Reproduce the CodeSonar 6.0 release text word for word from "CodeSonar now enables" to "for line numbers.".
*** Text passage ***
Over the years we have seen our customers “shifting left” to take advantage of building in security versus testing for security later in the lifecycle. As advanced SAST tools such as CodeSonar mature, we see that our customers are interested in three key areas of innovation: Safety and security is a primary area of risk management and they need their SAST tool to uncover as many potential liabilities as possible. It’s critical that SAST tools integrate with development environments to make the shift left transition as seamless as possible. In a similar vein, SAST tools need to be non-interruptive to their workflow – shifting left cannot slow down the development process.
In keeping with these key areas, we have announced version 6.0 of GrammaTech CodeSonar. Let’s take a look at some of the innovations in this new release:
GitLab Integration
CodeSonar integrates directly into the GitLab Ultimate CI pipeline to detect zero-day vulnerabilities. CodeSonar scan results are available in the GitLab Merge Requests, GitLab Security Dashboard and can be assigned as a GitLab Issue. Product development teams looking to shift left without disruption to their SDLC now have a seamless GitLab CI/CD integration.
CodeSonar now enables developers to work with detected vulnerabilities right in the GitLab UI – you can review a warning, create a GitLab issue and assign it to a developer without ever leaving GitLab. In addition, you can dismiss vulnerabilities, and CodeSonar’s fingerprinting technology ensures that GitLab won’t ever show them to you again. CodeSonar warning message can be viewed directly in GitLab, and the detailed warning reports provided by CodeSonar with annotated source code is just a mouse click away – no copy and pasting or searching for line numbers.
DoD PlatformOne Ironbank Container
CodeSonar is now compatible and deployable as a DoD PlatformOne Ironbank container. Iron Bank is the DoD repository of digitally signed, binary container images that have been hardened according to the Container Hardening Guide. CodeSonar is now available to deploy in container form in conformance with the Ironbank requirements.
Improved Warning Code Visualization
Visual representation of warnings helps developer both understand the root cause but also helps them fix the detected bug easier. CodeSonar has improved the visualization capability, compatible with all major web browsers, when investigating warnings to help reduce the remediation time for warnings.
*** Provided data ***
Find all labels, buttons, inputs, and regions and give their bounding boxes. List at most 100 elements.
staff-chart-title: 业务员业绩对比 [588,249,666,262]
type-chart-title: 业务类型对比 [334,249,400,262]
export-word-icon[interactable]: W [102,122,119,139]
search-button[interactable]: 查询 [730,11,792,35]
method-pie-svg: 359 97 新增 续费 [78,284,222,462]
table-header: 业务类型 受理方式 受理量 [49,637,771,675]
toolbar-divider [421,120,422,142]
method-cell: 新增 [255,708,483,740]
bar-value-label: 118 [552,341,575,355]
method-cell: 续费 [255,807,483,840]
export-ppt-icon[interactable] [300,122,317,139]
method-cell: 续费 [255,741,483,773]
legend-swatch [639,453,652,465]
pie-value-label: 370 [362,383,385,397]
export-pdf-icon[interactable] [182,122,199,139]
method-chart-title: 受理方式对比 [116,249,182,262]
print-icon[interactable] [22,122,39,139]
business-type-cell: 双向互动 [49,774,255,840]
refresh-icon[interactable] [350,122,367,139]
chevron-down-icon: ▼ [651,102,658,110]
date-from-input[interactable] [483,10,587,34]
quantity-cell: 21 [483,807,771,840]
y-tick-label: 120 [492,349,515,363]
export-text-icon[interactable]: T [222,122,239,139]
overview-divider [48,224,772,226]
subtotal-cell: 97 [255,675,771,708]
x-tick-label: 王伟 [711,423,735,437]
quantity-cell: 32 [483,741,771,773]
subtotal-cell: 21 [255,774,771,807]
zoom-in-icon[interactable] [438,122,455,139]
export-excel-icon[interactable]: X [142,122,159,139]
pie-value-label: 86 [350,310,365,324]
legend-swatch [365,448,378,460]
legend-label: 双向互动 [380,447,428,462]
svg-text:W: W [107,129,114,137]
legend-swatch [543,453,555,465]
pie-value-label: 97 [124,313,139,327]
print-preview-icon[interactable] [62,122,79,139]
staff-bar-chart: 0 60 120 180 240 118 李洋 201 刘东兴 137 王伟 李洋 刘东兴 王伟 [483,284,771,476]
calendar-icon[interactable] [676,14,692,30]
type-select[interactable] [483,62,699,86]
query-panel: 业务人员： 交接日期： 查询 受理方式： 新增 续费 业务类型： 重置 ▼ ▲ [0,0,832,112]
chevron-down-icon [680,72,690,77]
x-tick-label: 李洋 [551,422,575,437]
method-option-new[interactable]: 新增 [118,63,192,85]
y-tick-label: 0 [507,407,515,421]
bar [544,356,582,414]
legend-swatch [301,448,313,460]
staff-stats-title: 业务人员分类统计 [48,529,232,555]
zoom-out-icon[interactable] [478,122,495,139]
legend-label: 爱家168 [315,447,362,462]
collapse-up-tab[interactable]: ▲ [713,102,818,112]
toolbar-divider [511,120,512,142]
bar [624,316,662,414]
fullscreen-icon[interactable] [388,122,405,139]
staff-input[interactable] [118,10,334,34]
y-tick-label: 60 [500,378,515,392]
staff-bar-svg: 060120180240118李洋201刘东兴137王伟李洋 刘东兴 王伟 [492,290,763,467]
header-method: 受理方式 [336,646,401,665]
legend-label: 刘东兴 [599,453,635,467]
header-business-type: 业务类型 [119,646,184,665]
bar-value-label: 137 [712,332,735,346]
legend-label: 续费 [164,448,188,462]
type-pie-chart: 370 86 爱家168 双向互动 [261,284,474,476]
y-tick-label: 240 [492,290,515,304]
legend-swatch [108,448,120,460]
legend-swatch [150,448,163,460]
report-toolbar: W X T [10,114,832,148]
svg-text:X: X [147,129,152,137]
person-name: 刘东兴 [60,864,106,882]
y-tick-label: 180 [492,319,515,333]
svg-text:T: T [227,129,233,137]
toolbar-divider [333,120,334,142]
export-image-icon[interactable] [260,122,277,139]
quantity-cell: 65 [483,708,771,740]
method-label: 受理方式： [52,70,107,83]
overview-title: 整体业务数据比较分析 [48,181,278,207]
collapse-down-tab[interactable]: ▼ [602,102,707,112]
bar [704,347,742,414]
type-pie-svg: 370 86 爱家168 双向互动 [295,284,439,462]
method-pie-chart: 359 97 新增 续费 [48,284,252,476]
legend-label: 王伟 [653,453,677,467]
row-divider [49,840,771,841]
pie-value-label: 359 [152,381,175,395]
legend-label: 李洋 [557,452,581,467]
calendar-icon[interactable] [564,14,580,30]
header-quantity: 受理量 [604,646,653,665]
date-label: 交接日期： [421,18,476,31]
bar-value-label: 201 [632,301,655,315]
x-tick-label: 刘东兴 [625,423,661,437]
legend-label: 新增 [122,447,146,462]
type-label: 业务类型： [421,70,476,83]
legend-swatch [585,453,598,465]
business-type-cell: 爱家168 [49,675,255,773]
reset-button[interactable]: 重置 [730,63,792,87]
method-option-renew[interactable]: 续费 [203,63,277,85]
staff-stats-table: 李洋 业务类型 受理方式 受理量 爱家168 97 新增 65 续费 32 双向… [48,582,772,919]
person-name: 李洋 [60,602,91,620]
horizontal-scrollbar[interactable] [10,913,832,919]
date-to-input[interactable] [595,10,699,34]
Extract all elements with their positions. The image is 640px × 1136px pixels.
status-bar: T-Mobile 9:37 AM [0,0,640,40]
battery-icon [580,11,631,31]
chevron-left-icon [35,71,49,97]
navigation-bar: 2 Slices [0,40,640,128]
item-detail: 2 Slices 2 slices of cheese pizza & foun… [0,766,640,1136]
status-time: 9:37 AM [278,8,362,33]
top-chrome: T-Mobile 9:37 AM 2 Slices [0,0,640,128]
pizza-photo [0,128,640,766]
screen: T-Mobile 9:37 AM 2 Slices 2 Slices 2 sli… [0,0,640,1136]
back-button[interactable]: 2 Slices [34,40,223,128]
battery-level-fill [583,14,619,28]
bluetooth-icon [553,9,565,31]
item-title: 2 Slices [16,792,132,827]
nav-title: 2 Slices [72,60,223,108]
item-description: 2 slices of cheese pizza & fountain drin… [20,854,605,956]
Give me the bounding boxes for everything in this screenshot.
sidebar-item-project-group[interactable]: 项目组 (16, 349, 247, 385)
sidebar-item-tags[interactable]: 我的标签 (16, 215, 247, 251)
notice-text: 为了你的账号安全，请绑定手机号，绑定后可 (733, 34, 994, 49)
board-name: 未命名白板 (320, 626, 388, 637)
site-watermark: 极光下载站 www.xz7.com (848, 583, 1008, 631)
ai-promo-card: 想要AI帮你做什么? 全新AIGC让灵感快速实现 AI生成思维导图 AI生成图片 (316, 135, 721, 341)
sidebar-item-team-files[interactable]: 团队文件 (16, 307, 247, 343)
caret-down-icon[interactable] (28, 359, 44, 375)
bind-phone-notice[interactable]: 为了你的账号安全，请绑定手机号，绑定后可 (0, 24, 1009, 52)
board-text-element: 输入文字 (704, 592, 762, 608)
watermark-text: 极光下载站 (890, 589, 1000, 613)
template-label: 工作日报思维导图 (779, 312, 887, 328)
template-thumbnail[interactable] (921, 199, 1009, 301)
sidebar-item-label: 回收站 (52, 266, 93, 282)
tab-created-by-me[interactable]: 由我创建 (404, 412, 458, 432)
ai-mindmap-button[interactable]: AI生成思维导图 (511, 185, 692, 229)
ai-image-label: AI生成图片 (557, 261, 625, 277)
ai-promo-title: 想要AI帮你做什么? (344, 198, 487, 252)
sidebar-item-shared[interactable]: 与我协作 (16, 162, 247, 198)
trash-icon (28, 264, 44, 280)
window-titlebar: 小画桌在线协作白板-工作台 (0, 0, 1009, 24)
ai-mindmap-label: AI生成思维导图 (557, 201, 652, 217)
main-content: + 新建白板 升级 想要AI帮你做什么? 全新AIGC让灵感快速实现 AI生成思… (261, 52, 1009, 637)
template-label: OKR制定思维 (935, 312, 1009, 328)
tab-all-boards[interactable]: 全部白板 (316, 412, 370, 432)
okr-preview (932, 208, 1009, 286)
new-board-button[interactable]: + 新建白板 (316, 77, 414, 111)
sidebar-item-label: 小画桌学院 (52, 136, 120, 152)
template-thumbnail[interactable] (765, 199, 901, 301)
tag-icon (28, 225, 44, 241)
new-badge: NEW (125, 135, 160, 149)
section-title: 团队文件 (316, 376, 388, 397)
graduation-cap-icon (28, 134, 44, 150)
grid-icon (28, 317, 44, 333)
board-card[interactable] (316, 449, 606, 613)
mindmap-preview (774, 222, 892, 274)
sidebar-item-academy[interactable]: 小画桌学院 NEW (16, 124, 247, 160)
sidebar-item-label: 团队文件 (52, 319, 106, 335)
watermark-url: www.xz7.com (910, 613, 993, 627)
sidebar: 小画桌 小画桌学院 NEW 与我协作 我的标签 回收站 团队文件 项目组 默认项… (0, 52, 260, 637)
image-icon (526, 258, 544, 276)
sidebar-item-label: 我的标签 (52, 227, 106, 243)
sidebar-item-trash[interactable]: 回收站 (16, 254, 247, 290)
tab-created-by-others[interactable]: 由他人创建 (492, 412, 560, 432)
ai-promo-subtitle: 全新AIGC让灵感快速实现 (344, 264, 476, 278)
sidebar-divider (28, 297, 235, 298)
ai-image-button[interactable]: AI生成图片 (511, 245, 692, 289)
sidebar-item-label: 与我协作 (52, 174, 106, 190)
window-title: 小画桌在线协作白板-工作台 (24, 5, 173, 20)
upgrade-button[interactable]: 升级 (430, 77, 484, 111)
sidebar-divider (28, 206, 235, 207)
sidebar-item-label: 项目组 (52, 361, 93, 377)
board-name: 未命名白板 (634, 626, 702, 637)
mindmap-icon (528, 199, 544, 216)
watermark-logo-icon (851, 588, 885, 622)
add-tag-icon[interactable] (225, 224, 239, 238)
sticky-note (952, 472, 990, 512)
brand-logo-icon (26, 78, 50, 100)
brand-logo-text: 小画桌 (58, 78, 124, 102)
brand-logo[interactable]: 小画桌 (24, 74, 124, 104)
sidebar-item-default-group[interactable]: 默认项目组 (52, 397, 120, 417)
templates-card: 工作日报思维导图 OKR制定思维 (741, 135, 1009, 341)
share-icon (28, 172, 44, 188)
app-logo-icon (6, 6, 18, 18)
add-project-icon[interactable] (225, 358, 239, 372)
***
## Finished task
CodeSonar now enables developers to work with detected vulnerabilities right in the GitLab UI – you can review a warning, create a GitLab issue and assign it to a developer without ever leaving GitLab. In addition, you can dismiss vulnerabilities, and CodeSonar’s fingerprinting technology ensures that GitLab won’t ever show them to you again. CodeSonar warning message can be viewed directly in GitLab, and the detailed warning reports provided by CodeSonar with annotated source code is just a mouse click away – no copy and pasting or searching for line numbers.